Rows
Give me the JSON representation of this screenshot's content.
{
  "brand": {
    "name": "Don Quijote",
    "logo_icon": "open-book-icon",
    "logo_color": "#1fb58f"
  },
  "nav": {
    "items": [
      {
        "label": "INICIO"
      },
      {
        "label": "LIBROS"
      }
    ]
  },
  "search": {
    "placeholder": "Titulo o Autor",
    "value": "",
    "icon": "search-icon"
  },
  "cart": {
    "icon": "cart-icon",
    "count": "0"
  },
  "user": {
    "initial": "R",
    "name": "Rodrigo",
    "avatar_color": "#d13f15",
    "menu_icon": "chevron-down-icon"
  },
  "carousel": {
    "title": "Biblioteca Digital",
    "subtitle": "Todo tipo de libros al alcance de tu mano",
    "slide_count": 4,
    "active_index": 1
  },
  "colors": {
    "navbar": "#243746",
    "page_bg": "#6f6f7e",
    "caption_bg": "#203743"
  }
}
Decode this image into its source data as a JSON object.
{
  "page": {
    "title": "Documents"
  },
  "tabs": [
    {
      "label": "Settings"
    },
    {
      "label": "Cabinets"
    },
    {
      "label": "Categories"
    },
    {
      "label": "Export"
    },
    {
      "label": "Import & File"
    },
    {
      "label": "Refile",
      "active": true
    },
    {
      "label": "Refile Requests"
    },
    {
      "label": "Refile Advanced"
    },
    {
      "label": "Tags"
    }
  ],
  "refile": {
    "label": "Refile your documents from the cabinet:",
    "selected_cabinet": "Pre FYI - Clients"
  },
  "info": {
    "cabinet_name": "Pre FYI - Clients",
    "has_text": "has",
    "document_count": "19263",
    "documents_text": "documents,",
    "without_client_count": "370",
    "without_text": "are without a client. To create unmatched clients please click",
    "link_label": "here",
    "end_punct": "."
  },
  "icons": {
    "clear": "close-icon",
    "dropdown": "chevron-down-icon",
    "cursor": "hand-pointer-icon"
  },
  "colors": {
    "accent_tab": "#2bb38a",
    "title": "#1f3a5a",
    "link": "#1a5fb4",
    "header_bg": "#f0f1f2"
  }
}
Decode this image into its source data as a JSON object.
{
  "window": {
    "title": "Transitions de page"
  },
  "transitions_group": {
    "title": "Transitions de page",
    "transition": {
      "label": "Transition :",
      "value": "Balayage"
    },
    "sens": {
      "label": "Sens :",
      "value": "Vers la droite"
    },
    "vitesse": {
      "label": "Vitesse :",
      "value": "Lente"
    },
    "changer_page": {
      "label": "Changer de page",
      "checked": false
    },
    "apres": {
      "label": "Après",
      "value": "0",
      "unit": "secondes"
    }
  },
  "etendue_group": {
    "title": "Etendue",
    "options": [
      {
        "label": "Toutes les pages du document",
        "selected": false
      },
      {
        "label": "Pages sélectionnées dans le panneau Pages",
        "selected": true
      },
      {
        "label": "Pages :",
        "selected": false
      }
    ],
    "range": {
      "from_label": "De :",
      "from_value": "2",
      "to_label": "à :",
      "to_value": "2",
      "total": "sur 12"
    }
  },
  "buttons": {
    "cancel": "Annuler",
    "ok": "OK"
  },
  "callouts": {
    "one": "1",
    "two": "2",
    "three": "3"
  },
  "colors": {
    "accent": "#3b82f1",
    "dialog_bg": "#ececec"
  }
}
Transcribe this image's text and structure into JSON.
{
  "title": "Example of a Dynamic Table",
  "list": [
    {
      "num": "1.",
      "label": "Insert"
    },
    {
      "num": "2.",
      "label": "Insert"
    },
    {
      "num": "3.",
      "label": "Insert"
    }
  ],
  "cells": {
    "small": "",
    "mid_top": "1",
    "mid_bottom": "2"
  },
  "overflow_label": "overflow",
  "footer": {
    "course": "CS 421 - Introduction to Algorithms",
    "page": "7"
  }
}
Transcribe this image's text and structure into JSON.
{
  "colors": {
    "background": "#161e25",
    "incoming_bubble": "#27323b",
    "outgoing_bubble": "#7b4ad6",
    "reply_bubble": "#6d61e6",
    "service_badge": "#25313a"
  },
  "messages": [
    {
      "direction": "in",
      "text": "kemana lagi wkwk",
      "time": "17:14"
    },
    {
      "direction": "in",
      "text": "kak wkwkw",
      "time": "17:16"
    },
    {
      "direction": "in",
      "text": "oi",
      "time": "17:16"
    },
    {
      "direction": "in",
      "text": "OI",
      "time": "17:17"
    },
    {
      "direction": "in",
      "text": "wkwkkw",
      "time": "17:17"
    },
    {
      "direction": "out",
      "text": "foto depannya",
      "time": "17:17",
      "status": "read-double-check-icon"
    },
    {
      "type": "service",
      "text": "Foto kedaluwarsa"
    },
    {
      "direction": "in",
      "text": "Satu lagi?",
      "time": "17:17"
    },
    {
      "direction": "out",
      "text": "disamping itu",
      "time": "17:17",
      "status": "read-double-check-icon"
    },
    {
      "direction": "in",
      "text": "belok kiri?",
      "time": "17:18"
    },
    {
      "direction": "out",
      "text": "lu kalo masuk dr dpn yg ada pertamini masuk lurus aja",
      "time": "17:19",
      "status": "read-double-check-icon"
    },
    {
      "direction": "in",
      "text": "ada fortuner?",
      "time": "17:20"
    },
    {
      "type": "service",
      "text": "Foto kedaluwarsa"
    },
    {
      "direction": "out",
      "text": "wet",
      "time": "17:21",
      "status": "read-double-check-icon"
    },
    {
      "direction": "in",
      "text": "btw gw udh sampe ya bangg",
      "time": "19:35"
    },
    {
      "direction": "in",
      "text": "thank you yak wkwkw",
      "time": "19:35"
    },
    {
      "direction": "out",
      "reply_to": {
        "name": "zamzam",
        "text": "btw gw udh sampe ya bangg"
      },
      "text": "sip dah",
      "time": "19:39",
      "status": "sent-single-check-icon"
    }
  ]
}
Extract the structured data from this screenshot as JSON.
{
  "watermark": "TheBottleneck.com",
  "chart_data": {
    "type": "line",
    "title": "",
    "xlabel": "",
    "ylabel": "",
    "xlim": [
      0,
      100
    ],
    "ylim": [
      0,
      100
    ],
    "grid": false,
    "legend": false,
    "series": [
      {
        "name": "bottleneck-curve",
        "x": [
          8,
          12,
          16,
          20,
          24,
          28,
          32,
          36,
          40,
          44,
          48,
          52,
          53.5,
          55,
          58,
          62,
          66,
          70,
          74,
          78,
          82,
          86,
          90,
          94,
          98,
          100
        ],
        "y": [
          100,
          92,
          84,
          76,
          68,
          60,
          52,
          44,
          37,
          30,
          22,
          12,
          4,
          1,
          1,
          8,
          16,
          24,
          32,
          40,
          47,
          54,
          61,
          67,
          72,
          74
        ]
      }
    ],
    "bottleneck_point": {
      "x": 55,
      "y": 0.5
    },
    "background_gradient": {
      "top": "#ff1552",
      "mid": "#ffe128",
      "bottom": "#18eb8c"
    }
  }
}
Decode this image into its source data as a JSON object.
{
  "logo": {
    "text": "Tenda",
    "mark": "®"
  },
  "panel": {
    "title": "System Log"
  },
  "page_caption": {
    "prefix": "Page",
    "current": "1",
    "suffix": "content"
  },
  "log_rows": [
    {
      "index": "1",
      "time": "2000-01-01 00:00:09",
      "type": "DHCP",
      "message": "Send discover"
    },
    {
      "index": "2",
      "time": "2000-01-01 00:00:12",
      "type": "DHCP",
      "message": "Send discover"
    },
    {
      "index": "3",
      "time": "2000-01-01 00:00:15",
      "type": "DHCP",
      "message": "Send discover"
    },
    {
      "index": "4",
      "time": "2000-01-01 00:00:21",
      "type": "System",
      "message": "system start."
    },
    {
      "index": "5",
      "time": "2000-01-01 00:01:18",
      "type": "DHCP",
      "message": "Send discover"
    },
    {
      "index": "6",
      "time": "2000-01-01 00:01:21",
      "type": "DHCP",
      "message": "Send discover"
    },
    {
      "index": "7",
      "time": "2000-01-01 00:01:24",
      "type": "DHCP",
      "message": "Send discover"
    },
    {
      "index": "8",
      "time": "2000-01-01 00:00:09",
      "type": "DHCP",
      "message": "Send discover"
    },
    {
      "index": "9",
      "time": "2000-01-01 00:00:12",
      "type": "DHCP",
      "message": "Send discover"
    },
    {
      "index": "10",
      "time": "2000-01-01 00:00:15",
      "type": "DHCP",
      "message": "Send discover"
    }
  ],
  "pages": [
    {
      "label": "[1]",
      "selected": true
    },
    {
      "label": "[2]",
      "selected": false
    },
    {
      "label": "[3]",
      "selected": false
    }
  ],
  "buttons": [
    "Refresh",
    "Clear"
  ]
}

Stated goal
Gather up, from the records above, each line where the word "bangg" appears.

Exercise result
      "text": "btw gw udh sampe ya bangg",
        "text": "btw gw udh sampe ya bangg"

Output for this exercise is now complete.